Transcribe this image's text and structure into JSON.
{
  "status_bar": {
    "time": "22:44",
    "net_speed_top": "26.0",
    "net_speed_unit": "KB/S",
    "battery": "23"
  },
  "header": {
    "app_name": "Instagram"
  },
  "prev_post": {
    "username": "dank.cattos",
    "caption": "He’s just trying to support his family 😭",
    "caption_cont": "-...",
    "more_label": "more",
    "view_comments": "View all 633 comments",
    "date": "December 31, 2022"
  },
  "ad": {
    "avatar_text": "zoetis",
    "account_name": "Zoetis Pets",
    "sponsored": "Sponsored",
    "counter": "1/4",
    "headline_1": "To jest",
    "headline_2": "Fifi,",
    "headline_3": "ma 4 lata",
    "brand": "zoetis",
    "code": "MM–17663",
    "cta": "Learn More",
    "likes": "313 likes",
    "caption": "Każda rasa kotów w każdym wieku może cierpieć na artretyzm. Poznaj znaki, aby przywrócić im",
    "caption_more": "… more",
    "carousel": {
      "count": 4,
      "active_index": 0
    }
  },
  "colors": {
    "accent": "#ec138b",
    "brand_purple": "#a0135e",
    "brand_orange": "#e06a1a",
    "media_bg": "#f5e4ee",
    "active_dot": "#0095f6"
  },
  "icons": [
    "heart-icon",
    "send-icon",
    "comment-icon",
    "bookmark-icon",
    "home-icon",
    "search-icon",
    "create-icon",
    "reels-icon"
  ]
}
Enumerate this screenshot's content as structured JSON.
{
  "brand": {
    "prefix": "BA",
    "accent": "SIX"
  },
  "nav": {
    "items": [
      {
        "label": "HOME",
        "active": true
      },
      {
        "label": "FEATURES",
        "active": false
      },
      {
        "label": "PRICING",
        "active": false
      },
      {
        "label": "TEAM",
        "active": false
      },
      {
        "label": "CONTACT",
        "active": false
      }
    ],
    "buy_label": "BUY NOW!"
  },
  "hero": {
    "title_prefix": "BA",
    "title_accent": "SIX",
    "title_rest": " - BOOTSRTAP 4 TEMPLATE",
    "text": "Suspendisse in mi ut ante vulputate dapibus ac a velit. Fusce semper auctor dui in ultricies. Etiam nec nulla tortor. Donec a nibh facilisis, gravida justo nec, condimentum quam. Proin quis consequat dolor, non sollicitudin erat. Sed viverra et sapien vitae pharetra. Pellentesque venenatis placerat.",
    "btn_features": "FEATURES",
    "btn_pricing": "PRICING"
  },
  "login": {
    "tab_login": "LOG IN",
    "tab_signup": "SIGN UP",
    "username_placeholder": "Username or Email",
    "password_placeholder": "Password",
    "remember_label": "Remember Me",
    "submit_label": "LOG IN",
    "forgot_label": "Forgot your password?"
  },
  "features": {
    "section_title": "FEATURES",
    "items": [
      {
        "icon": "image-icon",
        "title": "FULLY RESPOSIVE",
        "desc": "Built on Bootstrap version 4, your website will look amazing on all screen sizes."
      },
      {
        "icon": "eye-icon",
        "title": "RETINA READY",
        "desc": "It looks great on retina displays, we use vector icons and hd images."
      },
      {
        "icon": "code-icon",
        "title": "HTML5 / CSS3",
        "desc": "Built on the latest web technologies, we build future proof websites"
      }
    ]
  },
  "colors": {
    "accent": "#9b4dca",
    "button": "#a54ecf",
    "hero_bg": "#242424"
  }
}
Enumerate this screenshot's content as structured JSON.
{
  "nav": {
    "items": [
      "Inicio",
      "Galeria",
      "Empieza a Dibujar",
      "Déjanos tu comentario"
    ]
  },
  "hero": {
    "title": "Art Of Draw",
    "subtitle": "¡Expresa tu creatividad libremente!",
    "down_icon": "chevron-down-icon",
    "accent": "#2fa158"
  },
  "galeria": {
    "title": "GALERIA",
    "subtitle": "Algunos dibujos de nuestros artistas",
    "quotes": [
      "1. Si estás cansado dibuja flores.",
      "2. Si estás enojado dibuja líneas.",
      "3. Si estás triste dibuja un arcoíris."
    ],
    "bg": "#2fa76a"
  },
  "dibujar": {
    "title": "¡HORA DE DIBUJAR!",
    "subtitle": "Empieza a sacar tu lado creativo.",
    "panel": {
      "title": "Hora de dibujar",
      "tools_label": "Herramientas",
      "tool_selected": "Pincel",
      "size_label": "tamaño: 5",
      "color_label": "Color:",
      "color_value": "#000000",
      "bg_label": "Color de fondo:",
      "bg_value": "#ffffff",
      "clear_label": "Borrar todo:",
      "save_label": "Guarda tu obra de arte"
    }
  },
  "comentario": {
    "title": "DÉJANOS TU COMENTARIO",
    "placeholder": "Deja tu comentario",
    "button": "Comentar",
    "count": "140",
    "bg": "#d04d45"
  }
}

▬▬▬▬▬▬▬▬▬▬

▶ _Exercise requirements_: Quote every entry exactly.

▶ _Solution_:
Transcribe this image's text and structure into JSON.
{
  "status_bar": {
    "time": "22:44",
    "net_speed_top": "26.0",
    "net_speed_unit": "KB/S",
    "battery": "23"
  },
  "header": {
    "app_name": "Instagram"
  },
  "prev_post": {
    "username": "dank.cattos",
    "caption": "He’s just trying to support his family 😭",
    "caption_cont": "-...",
    "more_label": "more",
    "view_comments": "View all 633 comments",
    "date": "December 31, 2022"
  },
  "ad": {
    "avatar_text": "zoetis",
    "account_name": "Zoetis Pets",
    "sponsored": "Sponsored",
    "counter": "1/4",
    "headline_1": "To jest",
    "headline_2": "Fifi,",
    "headline_3": "ma 4 lata",
    "brand": "zoetis",
    "code": "MM–17663",
    "cta": "Learn More",
    "likes": "313 likes",
    "caption": "Każda rasa kotów w każdym wieku może cierpieć na artretyzm. Poznaj znaki, aby przywrócić im",
    "caption_more": "… more",
    "carousel": {
      "count": 4,
      "active_index": 0
    }
  },
  "colors": {
    "accent": "#ec138b",
    "brand_purple": "#a0135e",
    "brand_orange": "#e06a1a",
    "media_bg": "#f5e4ee",
    "active_dot": "#0095f6"
  },
  "icons": [
    "heart-icon",
    "send-icon",
    "comment-icon",
    "bookmark-icon",
    "home-icon",
    "search-icon",
    "create-icon",
    "reels-icon"
  ]
}
Enumerate this screenshot's content as structured JSON.
{
  "brand": {
    "prefix": "BA",
    "accent": "SIX"
  },
  "nav": {
    "items": [
      {
        "label": "HOME",
        "active": true
      },
      {
        "label": "FEATURES",
        "active": false
      },
      {
        "label": "PRICING",
        "active": false
      },
      {
        "label": "TEAM",
        "active": false
      },
      {
        "label": "CONTACT",
        "active": false
      }
    ],
    "buy_label": "BUY NOW!"
  },
  "hero": {
    "title_prefix": "BA",
    "title_accent": "SIX",
    "title_rest": " - BOOTSRTAP 4 TEMPLATE",
    "text": "Suspendisse in mi ut ante vulputate dapibus ac a velit. Fusce semper auctor dui in ultricies. Etiam nec nulla tortor. Donec a nibh facilisis, gravida justo nec, condimentum quam. Proin quis consequat dolor, non sollicitudin erat. Sed viverra et sapien vitae pharetra. Pellentesque venenatis placerat.",
    "btn_features": "FEATURES",
    "btn_pricing": "PRICING"
  },
  "login": {
    "tab_login": "LOG IN",
    "tab_signup": "SIGN UP",
    "username_placeholder": "Username or Email",
    "password_placeholder": "Password",
    "remember_label": "Remember Me",
    "submit_label": "LOG IN",
    "forgot_label": "Forgot your password?"
  },
  "features": {
    "section_title": "FEATURES",
    "items": [
      {
        "icon": "image-icon",
        "title": "FULLY RESPOSIVE",
        "desc": "Built on Bootstrap version 4, your website will look amazing on all screen sizes."
      },
      {
        "icon": "eye-icon",
        "title": "RETINA READY",
        "desc": "It looks great on retina displays, we use vector icons and hd images."
      },
      {
        "icon": "code-icon",
        "title": "HTML5 / CSS3",
        "desc": "Built on the latest web technologies, we build future proof websites"
      }
    ]
  },
  "colors": {
    "accent": "#9b4dca",
    "button": "#a54ecf",
    "hero_bg": "#242424"
  }
}
Enumerate this screenshot's content as structured JSON.
{
  "nav": {
    "items": [
      "Inicio",
      "Galeria",
      "Empieza a Dibujar",
      "Déjanos tu comentario"
    ]
  },
  "hero": {
    "title": "Art Of Draw",
    "subtitle": "¡Expresa tu creatividad libremente!",
    "down_icon": "chevron-down-icon",
    "accent": "#2fa158"
  },
  "galeria": {
    "title": "GALERIA",
    "subtitle": "Algunos dibujos de nuestros artistas",
    "quotes": [
      "1. Si estás cansado dibuja flores.",
      "2. Si estás enojado dibuja líneas.",
      "3. Si estás triste dibuja un arcoíris."
    ],
    "bg": "#2fa76a"
  },
  "dibujar": {
    "title": "¡HORA DE DIBUJAR!",
    "subtitle": "Empieza a sacar tu lado creativo.",
    "panel": {
      "title": "Hora de dibujar",
      "tools_label": "Herramientas",
      "tool_selected": "Pincel",
      "size_label": "tamaño: 5",
      "color_label": "Color:",
      "color_value": "#000000",
      "bg_label": "Color de fondo:",
      "bg_value": "#ffffff",
      "clear_label": "Borrar todo:",
      "save_label": "Guarda tu obra de arte"
    }
  },
  "comentario": {
    "title": "DÉJANOS TU COMENTARIO",
    "placeholder": "Deja tu comentario",
    "button": "Comentar",
    "count": "140",
    "bg": "#d04d45"
  }
}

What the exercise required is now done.